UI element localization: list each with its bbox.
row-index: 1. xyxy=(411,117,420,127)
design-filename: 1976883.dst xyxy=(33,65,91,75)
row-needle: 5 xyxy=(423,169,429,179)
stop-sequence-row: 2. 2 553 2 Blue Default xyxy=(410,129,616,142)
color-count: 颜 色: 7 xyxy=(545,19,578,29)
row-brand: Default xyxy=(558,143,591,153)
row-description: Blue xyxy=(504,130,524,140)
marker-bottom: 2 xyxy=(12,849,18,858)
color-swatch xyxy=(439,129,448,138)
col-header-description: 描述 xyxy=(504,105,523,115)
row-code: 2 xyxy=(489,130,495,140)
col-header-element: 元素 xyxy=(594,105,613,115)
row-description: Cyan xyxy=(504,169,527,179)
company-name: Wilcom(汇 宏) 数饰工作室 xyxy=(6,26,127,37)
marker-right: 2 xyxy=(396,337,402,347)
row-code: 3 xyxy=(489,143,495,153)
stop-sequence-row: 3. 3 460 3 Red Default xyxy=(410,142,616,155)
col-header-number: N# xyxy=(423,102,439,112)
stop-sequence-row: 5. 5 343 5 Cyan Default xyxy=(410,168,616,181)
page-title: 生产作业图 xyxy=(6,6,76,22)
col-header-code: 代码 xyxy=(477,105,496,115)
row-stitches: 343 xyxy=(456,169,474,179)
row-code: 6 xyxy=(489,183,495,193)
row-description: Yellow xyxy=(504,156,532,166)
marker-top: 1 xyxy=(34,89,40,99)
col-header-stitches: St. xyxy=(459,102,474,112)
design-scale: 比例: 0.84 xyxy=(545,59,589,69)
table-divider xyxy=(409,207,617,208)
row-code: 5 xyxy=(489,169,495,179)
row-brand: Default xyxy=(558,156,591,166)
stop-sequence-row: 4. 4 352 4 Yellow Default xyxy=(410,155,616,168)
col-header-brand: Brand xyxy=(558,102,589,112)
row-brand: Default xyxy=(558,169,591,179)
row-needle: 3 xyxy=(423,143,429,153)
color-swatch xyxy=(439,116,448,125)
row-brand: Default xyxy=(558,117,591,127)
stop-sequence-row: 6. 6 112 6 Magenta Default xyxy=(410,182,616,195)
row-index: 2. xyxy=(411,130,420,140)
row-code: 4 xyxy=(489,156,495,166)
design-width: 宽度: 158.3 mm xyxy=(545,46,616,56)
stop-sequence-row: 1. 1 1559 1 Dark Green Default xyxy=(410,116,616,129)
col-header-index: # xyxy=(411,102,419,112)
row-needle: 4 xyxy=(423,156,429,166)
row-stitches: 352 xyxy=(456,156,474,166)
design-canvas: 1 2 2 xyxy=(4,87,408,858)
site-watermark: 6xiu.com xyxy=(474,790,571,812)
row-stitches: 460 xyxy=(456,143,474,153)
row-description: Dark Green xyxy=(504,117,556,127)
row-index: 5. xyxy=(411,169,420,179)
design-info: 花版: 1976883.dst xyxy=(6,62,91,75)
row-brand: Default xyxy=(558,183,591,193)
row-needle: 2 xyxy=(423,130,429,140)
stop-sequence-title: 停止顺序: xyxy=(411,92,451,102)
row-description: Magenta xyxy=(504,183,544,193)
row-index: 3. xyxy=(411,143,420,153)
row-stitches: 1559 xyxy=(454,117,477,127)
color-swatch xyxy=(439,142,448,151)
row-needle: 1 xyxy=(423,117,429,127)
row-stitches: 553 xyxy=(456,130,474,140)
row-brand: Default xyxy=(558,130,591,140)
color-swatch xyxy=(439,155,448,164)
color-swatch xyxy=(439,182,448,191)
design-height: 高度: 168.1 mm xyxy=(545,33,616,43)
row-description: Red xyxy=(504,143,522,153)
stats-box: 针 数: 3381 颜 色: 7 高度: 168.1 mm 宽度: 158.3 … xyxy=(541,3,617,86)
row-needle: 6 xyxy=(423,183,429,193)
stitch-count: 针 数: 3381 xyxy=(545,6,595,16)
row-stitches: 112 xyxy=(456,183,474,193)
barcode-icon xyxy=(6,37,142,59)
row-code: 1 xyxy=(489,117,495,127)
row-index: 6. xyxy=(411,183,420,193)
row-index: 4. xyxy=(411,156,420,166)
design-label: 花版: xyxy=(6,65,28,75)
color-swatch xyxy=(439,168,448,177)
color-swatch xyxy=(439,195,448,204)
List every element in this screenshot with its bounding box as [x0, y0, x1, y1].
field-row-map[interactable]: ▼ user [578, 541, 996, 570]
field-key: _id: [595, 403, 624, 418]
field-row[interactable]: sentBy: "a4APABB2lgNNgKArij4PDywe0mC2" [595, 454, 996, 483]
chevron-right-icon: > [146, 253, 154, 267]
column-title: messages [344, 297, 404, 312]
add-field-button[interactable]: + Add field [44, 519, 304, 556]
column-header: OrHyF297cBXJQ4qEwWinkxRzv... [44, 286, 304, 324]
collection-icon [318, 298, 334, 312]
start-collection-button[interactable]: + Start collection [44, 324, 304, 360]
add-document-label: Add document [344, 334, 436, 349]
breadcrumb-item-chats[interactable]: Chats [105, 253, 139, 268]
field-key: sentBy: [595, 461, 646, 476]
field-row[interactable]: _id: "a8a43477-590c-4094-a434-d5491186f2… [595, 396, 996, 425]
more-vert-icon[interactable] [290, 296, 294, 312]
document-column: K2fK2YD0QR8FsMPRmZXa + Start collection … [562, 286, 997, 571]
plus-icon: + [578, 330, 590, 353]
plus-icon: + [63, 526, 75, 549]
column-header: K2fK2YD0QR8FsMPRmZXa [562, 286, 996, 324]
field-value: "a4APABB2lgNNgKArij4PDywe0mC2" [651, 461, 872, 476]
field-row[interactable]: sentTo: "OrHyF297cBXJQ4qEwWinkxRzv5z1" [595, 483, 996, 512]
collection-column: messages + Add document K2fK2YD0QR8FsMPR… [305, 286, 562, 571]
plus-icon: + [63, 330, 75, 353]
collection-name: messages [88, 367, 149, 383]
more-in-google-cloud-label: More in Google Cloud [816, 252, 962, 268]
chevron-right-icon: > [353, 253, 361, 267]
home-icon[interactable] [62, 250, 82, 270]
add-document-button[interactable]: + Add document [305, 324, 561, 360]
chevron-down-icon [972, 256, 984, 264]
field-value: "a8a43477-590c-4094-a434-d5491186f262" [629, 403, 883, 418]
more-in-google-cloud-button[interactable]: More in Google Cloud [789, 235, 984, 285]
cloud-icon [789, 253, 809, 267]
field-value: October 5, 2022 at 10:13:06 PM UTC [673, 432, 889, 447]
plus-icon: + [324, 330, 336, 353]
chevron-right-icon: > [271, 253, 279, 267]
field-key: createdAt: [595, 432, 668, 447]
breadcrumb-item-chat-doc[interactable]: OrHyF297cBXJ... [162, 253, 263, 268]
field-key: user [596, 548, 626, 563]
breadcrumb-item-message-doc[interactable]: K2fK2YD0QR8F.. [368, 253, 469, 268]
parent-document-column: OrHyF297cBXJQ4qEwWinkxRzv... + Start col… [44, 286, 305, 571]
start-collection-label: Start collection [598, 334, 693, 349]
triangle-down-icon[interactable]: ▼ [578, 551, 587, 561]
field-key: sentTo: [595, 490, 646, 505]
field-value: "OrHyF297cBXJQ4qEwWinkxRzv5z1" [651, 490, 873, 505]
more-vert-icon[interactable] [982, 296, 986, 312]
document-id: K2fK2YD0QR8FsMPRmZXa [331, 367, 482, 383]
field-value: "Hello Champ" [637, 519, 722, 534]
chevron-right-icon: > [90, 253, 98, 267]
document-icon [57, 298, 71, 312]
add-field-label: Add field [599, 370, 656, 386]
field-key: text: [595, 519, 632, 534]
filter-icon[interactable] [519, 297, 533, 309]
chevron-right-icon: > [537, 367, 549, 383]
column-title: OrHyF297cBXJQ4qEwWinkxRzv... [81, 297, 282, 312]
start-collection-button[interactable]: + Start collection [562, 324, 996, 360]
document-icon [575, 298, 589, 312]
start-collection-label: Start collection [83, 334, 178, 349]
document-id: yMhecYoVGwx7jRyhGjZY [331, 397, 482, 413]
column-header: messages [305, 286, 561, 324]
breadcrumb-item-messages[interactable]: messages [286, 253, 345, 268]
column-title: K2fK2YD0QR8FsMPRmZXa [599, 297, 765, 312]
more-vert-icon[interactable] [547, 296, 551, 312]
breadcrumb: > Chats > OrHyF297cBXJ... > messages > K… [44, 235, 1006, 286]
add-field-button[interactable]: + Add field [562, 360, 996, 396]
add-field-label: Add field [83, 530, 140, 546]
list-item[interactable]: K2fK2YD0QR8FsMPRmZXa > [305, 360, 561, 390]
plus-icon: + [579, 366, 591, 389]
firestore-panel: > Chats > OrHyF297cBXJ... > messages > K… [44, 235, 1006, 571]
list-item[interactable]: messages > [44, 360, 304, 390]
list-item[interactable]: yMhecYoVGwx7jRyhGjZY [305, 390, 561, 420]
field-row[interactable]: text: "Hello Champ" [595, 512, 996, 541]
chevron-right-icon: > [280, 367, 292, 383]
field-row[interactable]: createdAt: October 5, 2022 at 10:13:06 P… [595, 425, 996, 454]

PROBLEM → Please return the data unchanged, starting at its first line and ending at the line containing "marker-right: 2 xyxy=(396,337,402,347)", with both of those lines included.

EXERCISE OUTPUT →
UI element localization: list each with its bbox.
row-index: 1. xyxy=(411,117,420,127)
design-filename: 1976883.dst xyxy=(33,65,91,75)
row-needle: 5 xyxy=(423,169,429,179)
stop-sequence-row: 2. 2 553 2 Blue Default xyxy=(410,129,616,142)
color-count: 颜 色: 7 xyxy=(545,19,578,29)
row-brand: Default xyxy=(558,143,591,153)
row-description: Blue xyxy=(504,130,524,140)
marker-bottom: 2 xyxy=(12,849,18,858)
color-swatch xyxy=(439,129,448,138)
col-header-description: 描述 xyxy=(504,105,523,115)
row-code: 2 xyxy=(489,130,495,140)
col-header-element: 元素 xyxy=(594,105,613,115)
row-description: Cyan xyxy=(504,169,527,179)
company-name: Wilcom(汇 宏) 数饰工作室 xyxy=(6,26,127,37)
marker-right: 2 xyxy=(396,337,402,347)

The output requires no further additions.